EXERCISE PASSAGE Block Start
State Demands Millions Back from Electric Car Maker

GreenTech once planned to build 250,000 cars a year and invest $2 billion, but first sharply downsized its goals, and then failed to meet them.

In this Oct. 6, 2009 file photo, Xiaolin 'Charles' Wang, president and chief executive officer of GreenTech Automotive Inc., speaks to reporters near three prototype cars his startup company hoped to build in Tunica, Miss. Mississippi's state auditor Stacey Pickering said Wednesday, July 5, 2017, that the leader of the troubled electric car maker and the company, should repay $6.36 million in state and local aid the company received, plus what Pickering says are penalties, interest and recovery costs. GreenTech promised to invest $60 million and create 350 jobs in Robinsonville.
In this Oct. 6, 2009 file photo, Xiaolin "Charles" Wang, president and chief executive officer of GreenTech Automotive Inc., speaks to reporters near three prototype cars his startup company hoped to build in Tunica, Miss. Mississippi's state auditor Stacey Pickering said Wednesday, July 5, 2017, that the leader of the troubled electric car maker and the company, should repay $6.36 million in state and local aid the company received, plus what Pickering says are penalties, interest and recovery costs. GreenTech promised to invest $60 million and create 350 jobs in Robinsonville.
AP Photo/Rogelio V. Solis, File

JACKSON, Miss. (AP) — Mississippi's state auditor on Wednesday demanded that a troubled electric car maker or its leader repay $4.9 million in state and local aid the company received, plus $1.5 million of interest.

Auditor Stacey Pickering issued the demand to GreenTech Automotive and its CEO, Charles Wang, saying the company has failed to live up to pledges to invest $60 million and create 350 jobs in Tunica County, just south of Memphis, Tennessee.

GreenTech once planned to build 250,000 cars a year and invest $2 billion, but first sharply downsized its goals, and then failed to meet them, authorities said. In a July 2011 agreement, GreenTech promised to invest $60 million and hire 350 full-time workers by the end of 2014, paying each at least $35,000 and maintaining those jobs for at least 10 years.

"I would venture that there isn't really much of an operation in Tunica at all," Pickering told The Associated Press in a phone interview. "This appears to have been a game of smoke and mirrors, and a corporate entity that never had any intention to deliver on the promises it made."

Peter Huddleston, chief financial officer of GreenTech parent company WM Industries Corp, wrote in an email that GreenTech had received the demand letter. He declined immediate comment, saying he was trying reach Wang and GreenTech's lawyer.

GreenTech missed the initial deadline for the first payment on its $3 million loan from Mississippi, but eventually paid the $150,000 in November , four months late. Mississippi Development Authority spokesman Jeff Rent was unable to say Wednesday afternoon whether the company made subsequent payments, due last Dec. 31 and June 30.

Besides the $3 million loan, Mississippi loaned Tunica County $1.9 million to buy the site and exempted the company from income, franchise and sales taxes.

Pickering said the demand letter could lead to a civil lawsuit by Mississippi against GreenTech and its officers to recover the money.

It's one in a series of investments made by former Gov. Haley Barbour's administration that have soured. Mississippi is still trying to get $77 million back from the failure of biofuel maker KiOR, and lost more than $8 million when solar equipment maker Twin Creeks failed.
EXERCISE PASSAGE Block End
SUPPLIED RECORDS Block Start
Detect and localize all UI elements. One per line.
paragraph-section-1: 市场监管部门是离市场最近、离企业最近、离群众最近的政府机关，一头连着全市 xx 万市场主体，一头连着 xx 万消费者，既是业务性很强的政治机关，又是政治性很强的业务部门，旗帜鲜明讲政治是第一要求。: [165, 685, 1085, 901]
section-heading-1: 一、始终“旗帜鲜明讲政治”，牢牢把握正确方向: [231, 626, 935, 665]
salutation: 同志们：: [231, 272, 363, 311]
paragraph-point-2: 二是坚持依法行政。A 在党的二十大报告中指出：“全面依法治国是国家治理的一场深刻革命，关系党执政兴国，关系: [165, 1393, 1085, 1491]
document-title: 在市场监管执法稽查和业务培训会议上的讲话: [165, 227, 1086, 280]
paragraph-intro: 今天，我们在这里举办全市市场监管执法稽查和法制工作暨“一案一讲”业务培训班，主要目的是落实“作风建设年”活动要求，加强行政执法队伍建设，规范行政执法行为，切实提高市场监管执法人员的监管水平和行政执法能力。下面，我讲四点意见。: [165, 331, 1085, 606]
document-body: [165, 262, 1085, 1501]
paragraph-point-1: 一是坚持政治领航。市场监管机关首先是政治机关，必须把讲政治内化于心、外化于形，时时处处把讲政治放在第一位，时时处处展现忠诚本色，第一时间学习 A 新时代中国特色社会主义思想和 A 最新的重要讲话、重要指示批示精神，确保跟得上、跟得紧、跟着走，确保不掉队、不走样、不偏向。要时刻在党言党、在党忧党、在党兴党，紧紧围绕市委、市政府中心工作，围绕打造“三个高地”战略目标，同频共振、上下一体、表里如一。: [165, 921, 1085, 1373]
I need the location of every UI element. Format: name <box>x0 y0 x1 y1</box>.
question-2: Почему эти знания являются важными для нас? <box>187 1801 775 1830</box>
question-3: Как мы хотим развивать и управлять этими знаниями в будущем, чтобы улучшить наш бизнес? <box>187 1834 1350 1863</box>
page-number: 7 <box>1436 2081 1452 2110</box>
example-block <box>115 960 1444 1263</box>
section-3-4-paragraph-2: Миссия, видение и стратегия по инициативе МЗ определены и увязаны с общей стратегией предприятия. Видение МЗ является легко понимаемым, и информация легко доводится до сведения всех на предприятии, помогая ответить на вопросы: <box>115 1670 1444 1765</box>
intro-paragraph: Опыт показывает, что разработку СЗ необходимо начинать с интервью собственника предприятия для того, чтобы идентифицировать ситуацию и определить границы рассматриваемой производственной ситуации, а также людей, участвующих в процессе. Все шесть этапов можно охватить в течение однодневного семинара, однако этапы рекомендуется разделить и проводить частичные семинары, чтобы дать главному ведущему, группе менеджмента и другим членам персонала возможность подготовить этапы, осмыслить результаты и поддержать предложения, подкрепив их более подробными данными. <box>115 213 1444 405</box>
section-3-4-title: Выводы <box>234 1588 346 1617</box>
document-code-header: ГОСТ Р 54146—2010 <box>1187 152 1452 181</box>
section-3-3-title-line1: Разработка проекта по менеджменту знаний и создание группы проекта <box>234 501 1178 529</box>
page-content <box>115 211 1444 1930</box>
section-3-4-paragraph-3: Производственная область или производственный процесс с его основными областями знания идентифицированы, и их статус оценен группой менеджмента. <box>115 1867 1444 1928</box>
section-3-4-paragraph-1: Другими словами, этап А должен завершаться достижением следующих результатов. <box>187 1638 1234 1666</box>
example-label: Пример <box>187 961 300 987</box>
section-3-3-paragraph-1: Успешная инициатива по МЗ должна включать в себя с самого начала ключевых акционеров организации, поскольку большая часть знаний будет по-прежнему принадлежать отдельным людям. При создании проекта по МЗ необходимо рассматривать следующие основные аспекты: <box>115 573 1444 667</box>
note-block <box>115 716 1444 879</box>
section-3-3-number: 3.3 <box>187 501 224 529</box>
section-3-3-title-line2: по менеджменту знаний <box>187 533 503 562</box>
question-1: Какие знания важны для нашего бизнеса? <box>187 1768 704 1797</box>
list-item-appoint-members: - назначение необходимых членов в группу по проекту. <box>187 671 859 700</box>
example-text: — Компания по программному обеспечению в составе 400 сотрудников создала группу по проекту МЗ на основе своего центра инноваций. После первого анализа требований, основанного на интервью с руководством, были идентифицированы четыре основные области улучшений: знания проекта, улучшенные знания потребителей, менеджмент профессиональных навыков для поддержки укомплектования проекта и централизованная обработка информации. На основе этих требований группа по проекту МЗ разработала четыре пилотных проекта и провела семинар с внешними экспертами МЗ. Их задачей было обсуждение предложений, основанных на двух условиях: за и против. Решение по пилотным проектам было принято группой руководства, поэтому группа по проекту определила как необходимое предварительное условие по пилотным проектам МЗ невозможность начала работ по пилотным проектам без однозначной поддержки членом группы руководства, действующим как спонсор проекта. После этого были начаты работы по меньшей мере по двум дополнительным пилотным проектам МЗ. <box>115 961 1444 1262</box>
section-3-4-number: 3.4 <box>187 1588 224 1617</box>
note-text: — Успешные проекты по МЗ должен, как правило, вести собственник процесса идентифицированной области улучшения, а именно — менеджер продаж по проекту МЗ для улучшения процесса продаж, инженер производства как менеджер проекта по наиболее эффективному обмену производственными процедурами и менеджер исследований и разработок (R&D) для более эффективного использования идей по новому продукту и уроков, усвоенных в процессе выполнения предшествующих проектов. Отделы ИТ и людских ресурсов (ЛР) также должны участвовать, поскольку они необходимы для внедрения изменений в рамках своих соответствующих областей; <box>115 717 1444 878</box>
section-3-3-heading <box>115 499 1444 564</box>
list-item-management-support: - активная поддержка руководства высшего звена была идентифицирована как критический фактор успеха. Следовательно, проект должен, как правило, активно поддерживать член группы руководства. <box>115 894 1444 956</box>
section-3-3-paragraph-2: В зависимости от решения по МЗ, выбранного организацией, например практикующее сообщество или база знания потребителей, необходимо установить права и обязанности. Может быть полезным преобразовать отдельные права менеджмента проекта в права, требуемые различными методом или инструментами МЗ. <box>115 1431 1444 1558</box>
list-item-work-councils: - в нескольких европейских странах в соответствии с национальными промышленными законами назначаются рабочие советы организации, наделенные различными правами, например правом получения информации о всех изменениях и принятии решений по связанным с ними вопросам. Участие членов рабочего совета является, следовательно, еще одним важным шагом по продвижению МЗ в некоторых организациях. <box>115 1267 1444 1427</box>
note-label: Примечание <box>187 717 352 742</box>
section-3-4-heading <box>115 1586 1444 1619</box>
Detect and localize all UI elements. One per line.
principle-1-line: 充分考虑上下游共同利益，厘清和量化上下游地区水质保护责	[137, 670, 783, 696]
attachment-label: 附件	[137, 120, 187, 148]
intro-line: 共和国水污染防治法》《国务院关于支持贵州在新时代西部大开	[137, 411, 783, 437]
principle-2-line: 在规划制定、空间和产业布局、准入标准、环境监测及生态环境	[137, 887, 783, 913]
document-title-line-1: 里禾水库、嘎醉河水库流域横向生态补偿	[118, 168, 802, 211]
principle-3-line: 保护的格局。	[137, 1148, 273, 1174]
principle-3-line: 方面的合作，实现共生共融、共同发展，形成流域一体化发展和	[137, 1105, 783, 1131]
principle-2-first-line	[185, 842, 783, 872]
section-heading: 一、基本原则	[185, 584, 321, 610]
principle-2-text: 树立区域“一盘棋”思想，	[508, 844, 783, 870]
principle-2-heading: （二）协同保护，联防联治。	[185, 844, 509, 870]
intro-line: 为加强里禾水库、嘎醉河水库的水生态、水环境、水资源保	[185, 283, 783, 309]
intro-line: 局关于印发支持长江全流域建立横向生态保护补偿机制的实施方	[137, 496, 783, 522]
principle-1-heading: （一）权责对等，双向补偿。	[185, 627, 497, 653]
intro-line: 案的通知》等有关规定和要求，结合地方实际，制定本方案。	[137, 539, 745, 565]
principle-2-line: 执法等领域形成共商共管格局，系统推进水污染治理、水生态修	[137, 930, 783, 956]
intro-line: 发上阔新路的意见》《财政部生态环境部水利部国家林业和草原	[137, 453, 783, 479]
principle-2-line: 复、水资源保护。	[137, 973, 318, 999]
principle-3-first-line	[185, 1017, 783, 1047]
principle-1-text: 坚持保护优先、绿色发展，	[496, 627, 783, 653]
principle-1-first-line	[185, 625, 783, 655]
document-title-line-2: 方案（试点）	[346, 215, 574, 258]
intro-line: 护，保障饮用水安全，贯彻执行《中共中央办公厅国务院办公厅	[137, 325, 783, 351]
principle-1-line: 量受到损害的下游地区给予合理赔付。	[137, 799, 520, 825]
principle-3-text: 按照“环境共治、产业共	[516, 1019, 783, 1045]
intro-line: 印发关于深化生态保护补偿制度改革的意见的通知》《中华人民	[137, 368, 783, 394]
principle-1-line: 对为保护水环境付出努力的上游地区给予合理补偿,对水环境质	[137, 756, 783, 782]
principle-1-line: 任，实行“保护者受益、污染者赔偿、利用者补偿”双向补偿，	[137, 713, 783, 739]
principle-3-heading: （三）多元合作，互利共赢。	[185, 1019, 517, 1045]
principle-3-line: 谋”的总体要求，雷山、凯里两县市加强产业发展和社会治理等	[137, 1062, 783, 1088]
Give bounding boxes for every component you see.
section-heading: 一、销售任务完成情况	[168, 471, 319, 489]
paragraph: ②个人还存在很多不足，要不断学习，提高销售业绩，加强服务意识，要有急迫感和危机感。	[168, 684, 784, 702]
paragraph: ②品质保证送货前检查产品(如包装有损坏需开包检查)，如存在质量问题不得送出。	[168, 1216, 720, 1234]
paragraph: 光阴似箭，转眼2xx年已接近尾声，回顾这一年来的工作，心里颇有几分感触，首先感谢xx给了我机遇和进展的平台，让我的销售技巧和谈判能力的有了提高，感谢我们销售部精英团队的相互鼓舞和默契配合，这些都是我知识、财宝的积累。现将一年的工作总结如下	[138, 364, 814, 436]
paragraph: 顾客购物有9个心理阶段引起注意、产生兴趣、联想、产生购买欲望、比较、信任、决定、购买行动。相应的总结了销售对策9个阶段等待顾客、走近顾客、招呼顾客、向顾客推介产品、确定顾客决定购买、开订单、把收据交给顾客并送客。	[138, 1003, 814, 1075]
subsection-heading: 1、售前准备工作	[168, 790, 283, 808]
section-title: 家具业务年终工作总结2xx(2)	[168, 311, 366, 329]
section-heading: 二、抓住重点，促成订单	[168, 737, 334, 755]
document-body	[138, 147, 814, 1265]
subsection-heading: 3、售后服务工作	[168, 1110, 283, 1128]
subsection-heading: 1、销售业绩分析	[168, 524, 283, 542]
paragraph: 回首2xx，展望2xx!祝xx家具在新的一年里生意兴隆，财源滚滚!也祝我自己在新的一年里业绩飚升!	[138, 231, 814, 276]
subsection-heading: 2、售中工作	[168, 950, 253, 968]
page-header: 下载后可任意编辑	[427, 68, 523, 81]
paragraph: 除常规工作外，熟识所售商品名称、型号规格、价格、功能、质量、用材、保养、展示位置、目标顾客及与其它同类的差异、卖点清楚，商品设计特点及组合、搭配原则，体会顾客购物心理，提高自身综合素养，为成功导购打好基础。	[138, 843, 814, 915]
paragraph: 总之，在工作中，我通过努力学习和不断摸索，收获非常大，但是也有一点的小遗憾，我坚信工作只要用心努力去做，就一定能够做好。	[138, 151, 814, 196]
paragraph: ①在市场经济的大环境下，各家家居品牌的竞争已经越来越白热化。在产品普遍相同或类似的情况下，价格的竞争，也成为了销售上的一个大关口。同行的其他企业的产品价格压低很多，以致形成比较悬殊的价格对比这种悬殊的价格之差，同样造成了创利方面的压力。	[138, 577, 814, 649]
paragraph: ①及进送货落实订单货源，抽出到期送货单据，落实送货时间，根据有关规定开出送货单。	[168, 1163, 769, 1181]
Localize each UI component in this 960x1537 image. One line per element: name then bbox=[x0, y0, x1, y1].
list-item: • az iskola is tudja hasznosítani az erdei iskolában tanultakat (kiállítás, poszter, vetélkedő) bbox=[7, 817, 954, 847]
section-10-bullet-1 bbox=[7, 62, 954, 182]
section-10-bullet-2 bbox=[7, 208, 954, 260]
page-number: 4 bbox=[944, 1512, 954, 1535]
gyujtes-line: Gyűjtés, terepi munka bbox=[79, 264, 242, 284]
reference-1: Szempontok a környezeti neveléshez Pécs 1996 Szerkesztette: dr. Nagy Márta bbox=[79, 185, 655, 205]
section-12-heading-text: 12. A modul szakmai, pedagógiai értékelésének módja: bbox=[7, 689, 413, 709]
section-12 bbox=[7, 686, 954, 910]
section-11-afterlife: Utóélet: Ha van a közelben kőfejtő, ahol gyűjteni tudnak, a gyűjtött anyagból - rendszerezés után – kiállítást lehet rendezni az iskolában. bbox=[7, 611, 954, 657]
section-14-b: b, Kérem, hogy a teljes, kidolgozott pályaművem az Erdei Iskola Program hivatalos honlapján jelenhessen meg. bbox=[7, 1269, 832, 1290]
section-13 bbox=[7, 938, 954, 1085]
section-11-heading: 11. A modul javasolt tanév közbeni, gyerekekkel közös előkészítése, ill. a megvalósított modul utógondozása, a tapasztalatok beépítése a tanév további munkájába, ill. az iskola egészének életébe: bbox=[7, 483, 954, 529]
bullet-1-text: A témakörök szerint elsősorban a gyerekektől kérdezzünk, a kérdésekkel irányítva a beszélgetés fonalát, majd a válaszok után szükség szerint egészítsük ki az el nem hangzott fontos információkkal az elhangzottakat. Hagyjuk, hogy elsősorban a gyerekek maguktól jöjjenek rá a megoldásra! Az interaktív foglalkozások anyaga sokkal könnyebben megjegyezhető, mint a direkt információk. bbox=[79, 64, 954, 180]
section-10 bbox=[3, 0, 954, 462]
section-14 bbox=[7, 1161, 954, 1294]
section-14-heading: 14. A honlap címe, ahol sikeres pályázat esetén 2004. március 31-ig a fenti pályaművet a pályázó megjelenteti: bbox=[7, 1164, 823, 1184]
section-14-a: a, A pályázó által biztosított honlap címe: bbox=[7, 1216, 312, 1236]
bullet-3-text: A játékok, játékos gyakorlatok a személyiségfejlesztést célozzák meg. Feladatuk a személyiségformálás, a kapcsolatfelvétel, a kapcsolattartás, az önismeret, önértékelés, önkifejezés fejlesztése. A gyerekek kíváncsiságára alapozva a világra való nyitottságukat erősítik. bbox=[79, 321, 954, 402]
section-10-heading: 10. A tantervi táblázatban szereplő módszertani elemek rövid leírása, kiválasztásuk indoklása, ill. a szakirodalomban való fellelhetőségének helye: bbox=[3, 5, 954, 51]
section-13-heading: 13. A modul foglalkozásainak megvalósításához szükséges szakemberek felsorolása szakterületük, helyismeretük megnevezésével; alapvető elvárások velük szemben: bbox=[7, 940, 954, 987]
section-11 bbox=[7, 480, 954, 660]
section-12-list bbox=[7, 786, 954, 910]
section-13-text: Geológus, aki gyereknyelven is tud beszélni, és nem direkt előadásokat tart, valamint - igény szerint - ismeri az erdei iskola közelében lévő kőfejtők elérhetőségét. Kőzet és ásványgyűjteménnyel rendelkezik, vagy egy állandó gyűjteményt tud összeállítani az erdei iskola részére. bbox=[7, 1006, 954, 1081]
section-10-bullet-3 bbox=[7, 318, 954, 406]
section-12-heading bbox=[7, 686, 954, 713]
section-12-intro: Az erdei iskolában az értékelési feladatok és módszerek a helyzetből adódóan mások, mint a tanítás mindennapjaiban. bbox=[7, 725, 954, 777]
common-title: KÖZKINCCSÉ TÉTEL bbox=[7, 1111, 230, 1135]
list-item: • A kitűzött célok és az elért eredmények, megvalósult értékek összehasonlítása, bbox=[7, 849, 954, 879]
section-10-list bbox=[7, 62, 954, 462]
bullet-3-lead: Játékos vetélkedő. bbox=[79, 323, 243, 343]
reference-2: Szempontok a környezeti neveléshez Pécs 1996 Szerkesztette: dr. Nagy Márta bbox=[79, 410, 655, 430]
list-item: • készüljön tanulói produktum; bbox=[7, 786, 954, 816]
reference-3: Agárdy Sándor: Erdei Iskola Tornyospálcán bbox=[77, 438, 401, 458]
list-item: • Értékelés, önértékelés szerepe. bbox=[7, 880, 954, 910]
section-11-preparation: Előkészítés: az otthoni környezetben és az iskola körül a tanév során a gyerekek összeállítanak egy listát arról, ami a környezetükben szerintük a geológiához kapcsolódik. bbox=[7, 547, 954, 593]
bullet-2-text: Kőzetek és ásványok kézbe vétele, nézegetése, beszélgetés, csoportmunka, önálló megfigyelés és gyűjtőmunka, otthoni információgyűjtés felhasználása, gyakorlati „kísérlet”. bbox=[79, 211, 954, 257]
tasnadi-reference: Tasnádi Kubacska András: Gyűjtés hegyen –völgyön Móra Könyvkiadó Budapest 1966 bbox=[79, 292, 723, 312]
SUPPLIED RECORDS Block End
| WORK ITEM |
Rewrite everything in the GreenTech article above from "Peter Huddleston, chief" down to "recover the money.", renaming "demand letter" to "repayment notice" wherever it appears.

| COMPLETED EXERCISE |
Peter Huddleston, chief financial officer of GreenTech parent company WM Industries Corp, wrote in an email that GreenTech had received the repayment notice. He declined immediate comment, saying he was trying reach Wang and GreenTech's lawyer.

GreenTech missed the initial deadline for the first payment on its $3 million loan from Mississippi, but eventually paid the $150,000 in November , four months late. Mississippi Development Authority spokesman Jeff Rent was unable to say Wednesday afternoon whether the company made subsequent payments, due last Dec. 31 and June 30.

Besides the $3 million loan, Mississippi loaned Tunica County $1.9 million to buy the site and exempted the company from income, franchise and sales taxes.

Pickering said the repayment notice could lead to a civil lawsuit by Mississippi against GreenTech and its officers to recover the money.